Gather up the lines that contain "JSON".

[Dataset rows]
________

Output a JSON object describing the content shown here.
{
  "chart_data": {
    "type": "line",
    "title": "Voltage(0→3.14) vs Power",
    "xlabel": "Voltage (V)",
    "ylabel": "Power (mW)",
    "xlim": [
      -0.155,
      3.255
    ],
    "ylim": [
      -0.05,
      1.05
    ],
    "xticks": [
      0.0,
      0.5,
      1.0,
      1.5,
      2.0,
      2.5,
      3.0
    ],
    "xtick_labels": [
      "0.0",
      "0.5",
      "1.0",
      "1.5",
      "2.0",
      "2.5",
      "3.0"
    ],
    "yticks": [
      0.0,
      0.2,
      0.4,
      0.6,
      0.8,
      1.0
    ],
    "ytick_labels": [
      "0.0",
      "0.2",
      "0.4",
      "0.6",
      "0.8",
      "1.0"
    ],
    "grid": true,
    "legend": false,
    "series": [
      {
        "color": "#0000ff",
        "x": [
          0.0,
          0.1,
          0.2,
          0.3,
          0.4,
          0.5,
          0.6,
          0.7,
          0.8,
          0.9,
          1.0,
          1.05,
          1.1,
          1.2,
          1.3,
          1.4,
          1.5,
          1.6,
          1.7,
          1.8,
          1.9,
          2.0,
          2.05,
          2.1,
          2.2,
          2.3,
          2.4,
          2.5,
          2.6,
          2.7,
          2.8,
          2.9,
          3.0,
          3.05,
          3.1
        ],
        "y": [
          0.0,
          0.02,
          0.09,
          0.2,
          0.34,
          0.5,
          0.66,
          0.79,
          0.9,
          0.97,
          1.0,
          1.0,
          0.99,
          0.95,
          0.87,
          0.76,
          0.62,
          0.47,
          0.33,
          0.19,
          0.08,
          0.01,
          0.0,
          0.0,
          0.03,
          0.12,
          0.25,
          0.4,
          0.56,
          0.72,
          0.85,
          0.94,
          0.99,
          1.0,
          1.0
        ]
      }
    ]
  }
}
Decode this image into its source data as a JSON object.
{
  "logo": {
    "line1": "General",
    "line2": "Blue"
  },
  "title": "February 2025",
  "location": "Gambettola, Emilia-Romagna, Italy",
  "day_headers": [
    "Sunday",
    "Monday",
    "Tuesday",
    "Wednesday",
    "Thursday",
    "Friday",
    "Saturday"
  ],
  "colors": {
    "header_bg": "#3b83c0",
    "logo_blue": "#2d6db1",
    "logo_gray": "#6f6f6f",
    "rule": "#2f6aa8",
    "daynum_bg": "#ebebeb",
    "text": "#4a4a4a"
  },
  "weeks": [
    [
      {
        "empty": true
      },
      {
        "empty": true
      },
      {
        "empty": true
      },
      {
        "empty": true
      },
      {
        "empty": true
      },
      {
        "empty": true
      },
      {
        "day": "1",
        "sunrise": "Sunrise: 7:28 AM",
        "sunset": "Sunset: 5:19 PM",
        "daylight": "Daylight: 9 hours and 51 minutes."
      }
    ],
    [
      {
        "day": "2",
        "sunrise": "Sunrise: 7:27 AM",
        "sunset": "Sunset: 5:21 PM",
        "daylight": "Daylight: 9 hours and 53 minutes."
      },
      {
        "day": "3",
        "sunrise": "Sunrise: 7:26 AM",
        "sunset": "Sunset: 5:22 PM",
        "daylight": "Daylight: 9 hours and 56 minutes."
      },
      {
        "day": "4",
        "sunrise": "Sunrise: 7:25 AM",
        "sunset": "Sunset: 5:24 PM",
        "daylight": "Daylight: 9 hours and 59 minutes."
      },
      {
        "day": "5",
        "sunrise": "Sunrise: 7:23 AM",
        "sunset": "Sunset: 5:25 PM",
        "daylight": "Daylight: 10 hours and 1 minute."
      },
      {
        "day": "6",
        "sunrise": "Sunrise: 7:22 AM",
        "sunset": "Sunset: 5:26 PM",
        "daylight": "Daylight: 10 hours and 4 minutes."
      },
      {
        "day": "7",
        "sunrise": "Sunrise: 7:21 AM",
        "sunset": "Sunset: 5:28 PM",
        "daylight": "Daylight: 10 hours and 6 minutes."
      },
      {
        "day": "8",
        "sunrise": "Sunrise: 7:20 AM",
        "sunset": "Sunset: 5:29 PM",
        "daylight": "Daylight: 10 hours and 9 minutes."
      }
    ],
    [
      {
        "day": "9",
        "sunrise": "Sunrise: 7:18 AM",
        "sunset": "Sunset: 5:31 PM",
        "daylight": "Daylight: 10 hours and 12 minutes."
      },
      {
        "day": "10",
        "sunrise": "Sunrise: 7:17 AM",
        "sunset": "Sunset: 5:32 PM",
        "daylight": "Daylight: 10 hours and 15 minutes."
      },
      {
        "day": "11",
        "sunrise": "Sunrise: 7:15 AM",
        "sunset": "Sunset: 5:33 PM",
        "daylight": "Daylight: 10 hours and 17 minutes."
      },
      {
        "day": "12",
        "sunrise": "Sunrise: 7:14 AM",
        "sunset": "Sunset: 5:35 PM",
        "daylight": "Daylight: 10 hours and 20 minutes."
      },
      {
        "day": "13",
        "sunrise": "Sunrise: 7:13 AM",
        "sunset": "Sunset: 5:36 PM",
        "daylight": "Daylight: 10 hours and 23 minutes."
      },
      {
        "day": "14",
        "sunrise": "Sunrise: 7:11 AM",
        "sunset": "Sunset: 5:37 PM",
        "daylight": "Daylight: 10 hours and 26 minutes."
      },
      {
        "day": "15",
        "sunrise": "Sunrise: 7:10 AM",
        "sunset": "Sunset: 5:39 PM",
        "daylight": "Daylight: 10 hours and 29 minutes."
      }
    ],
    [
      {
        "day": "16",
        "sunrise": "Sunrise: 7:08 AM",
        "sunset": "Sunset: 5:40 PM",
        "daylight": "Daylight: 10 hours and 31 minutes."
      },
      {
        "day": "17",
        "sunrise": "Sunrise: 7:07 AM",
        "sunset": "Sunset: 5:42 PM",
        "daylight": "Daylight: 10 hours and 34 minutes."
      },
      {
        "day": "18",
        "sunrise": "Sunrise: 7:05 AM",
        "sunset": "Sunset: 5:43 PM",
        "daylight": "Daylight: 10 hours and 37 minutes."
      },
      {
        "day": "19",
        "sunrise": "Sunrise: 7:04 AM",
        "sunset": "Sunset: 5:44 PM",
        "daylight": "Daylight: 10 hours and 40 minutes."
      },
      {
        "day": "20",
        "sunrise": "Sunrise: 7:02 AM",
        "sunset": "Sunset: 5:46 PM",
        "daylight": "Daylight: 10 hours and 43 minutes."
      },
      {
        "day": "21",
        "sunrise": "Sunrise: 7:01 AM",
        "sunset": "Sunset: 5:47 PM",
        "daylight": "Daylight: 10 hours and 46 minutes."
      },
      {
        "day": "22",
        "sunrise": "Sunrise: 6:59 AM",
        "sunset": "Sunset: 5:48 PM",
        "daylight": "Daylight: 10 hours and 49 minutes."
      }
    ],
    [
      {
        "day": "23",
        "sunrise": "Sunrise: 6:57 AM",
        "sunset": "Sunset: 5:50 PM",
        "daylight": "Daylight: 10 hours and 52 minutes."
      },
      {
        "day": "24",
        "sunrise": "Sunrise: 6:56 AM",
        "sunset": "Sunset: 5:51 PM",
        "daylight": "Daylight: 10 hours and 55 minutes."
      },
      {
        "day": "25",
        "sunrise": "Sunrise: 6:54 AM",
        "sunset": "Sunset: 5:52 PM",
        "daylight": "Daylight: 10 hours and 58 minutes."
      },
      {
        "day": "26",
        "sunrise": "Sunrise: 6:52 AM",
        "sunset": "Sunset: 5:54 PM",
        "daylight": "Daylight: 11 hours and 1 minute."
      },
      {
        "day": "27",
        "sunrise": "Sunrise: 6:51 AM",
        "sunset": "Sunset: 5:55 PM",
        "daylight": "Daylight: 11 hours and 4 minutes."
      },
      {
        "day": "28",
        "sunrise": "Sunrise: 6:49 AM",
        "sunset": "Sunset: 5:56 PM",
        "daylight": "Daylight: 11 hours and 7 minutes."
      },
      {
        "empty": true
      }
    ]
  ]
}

________

## [Exercise response]
Output a JSON object describing the content shown here.
Decode this image into its source data as a JSON object.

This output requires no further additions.